> _VORLIEGENDER TEXTAUSZUG_:
Prof. Dr. Hans-Jürgen Kirsch, Eva Bracht
Tz. 1
Stand: EL 40 – ET: 02/2020
IFRS 11 befasst sich mit der Bilanzierung rechtsgeschäftlicher Beziehungen von gemeinschaftlichen Vereinbarungen (joint arrangements). Geregelt werden im Einzelnen:
- die Klassifizierung von gemeinschaftlichen Vereinbarungen als gemeinschaftliche Tätigkeit (joint operation) oder Gemeinschaftsunternehmen (joint venture),
- die bilanzielle Behandlung von Anteilen eines Partnerunternehmens (joint venturer) an einem Gemeinschaftsunternehmen oder von Anteilen an den Vermögenswerten und Schulden bei einer gemeinschaftlichen Tätigkeit (im (separaten) Einzel- und Konzernabschluss der gemeinschaftlichen Betreiber (joint operators)),
- die bilanzielle Behandlung von Lieferungs- und Leistungsbeziehungen zwischen Parteien und einer gemeinschaftlichen Tätigkeit sowie
- die Behandlung von Anteilen eines Anteilseigners, der die gemeinschaftliche Vereinbarung nicht beherrscht.

> _BEREITGESTELLTE DATEN_:
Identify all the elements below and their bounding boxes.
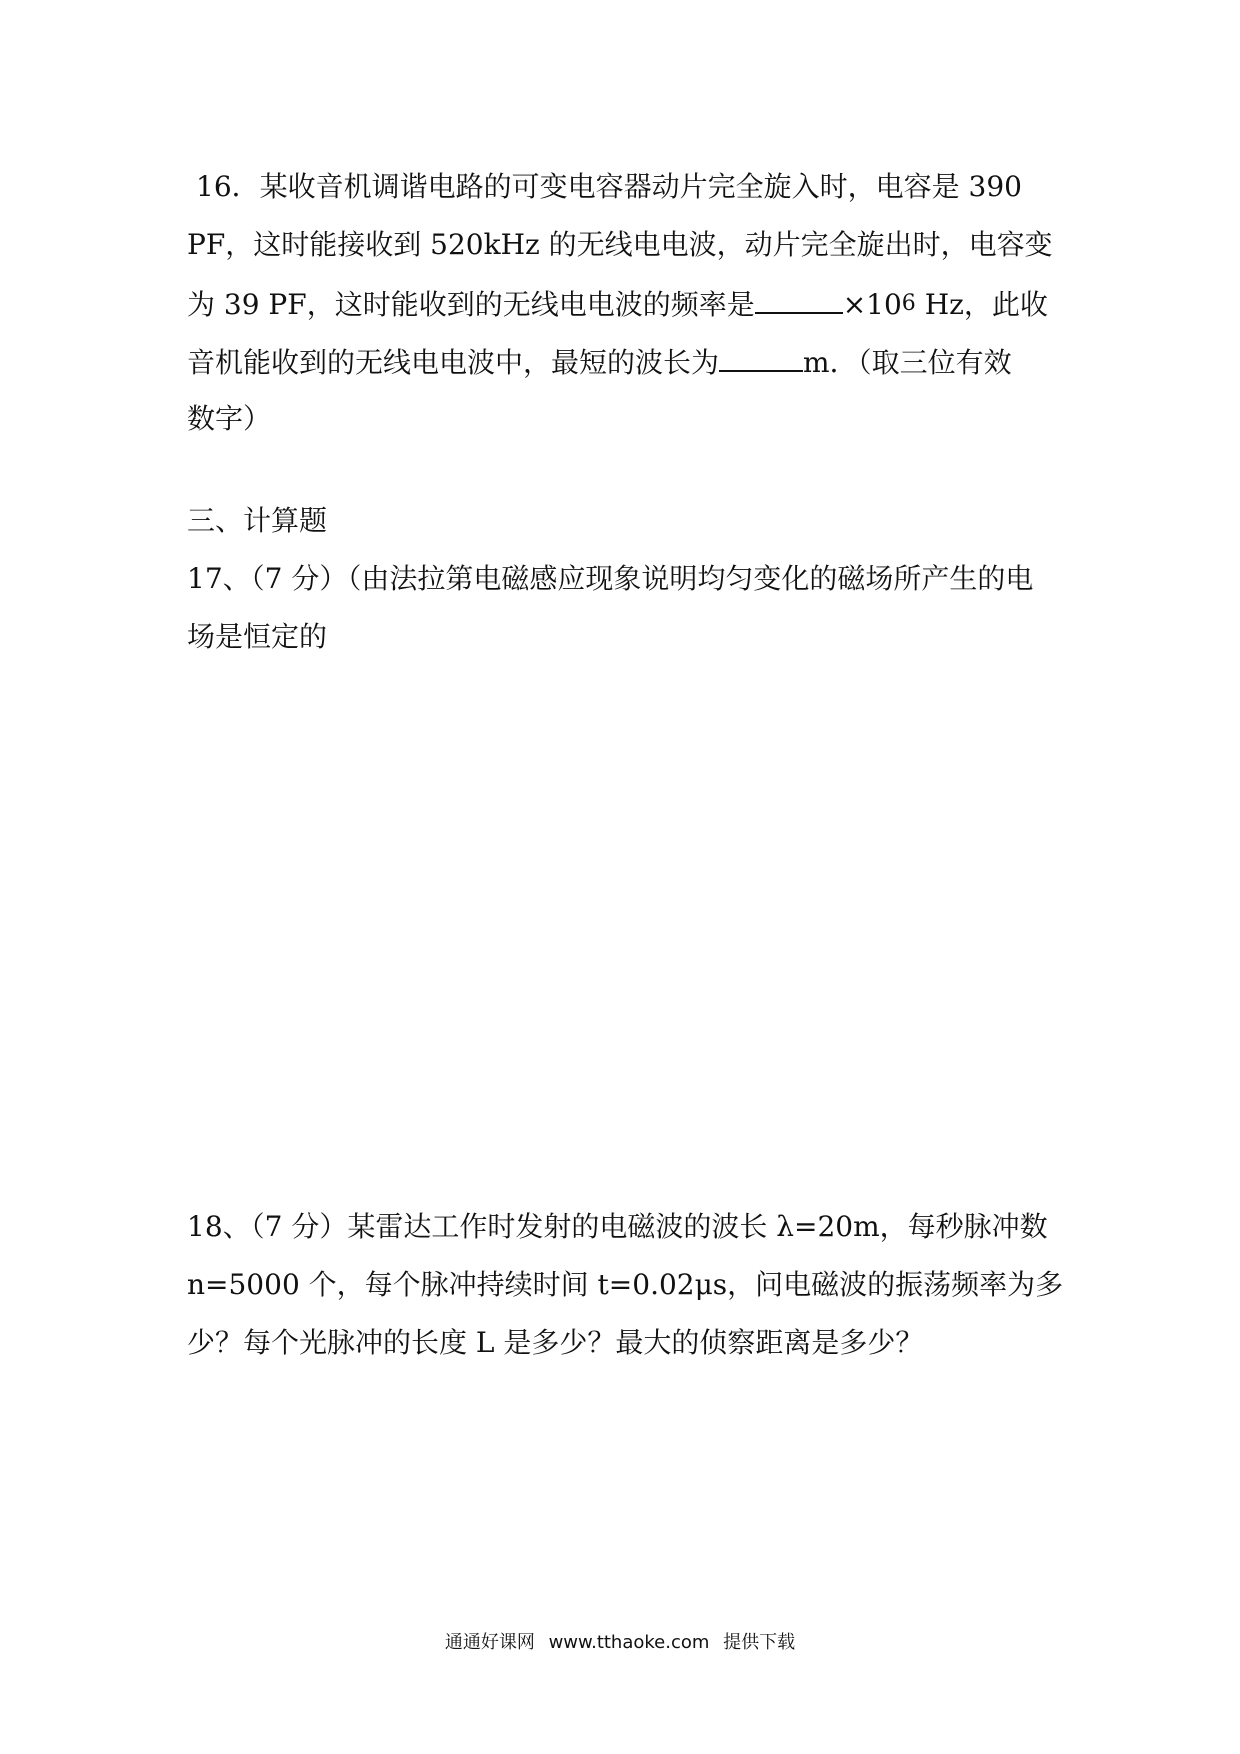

> _ZU ERLEDIGENDE AUFGABEN_:
1. In wessen Abschlüssen wird laut dem Text zu IFRS 11 die bilanzielle Behandlung von Anteilen an einem Gemeinschaftsunternehmen oder an den Vermögenswerten und Schulden einer gemeinschaftlichen Tätigkeit geregelt? Antworten Sie in ein bis drei Sätzen.
2. Wie lässt sich der Absatz aus dem Text zu IFRS 11, der mit „IFRS 11 befasst sich“ beginnt, kürzer fassen, ohne dass seine wesentlichen Angaben verloren gehen?
3. Können Sie den Text zu IFRS 11 im Anschluss an seinen letzten Satz fortsetzen?

> _ANTWORTEN ZU AUFGABEN_:
1. Geregelt wird sie im (separaten) Einzelabschluss und im Konzernabschluss der gemeinschaftlichen Betreiber (joint operators).

2.
IFRS 11 regelt die Bilanzierung gemeinschaftlicher Vereinbarungen (joint arrangements):
- Einstufung als gemeinschaftliche Tätigkeit oder als Gemeinschaftsunternehmen
- Bilanzierung von Anteilen an einem Gemeinschaftsunternehmen bzw. an Vermögenswerten und Schulden einer gemeinschaftlichen Tätigkeit im Einzel- und Konzernabschluss der gemeinschaftlichen Betreiber
- Lieferungs- und Leistungsbeziehungen zwischen Parteien und einer gemeinschaftlichen Tätigkeit
- Anteile eines Anteilseigners, der die Vereinbarung nicht beherrscht

3.
Tz. 2
Stand: EL 40 – ET: 02/2020
Die Globalisierung der Weltwirtschaft und die oft schwierigen Eintrittsbedingungen in regionale Strukturen haben zur Folge, dass gemeinschaftliche Vereinbarungen va. bei der Erschließung von neuen Geschäftsfeldern, Märkten und Technologien, bei der Bündelung von wirtschaftlichen Potenzialen sowie zur Risikobegrenzung und Risikoteilung eine immer wichtigere Rolle spielen. Ein Beispiel dafür ist die im Februar 2019 beschlossene Kooperation von Daimler und BMW zur Bündelung der Mobilitätsdienstleistungsangebote der beiden Unternehmen (hier und im Folgenden vgl. Daimler AG (Hrsg.), Pressemitteilung vom 22. Februar 2019). Die beiden Gesellschaften gründeten zu diesem Zweck fünf Gemeinschaftsunternehmen, die ua. die Carsharing-Angebote der beiden Unternehmen vereinen. Durch die Kooperation soll das Know-how zusammengefasst, Entwicklungsaktivitäten schneller vorangetrieben sowie letztlich Synergien gehoben und Kosten eingespart werden (hier und im Folgenden vgl. Kyriasoglou, manager magazin 2019). Vor allem aber möchten die beiden Automobilkonzerne ihre Marktposition durch die Gemeinschaftsunternehmen vor dem Hintergrund der erstarkenden internationalen Konkurrenz sichern. Zum Aufbau des gemeinsamen Verbundes stellen die beiden Unternehmen zunächst eine Milliarde Euro zur Verfügung. Außerdem sollen in den nächsten Jahren bis zu 1.000 Arbeitsplätze durch die Gründung des Verbundes entstehen.
Tz. 3
Stand: EL 40 – ET: 02/2020
Traditionell haben gemeinschaftliche Vereinbarungen in Form von Arbeitsgemeinschaften va. in der Bauindustrie oder dem Großanlagenbau eine große Bedeutung. Auch im Finanzbereich in Form von Kredit- oder Emissionskonsortien, in der Öl- und Gasgewinnung sowie im Bergbau finden sich häufig gemeinschaftliche Vereinbarungen.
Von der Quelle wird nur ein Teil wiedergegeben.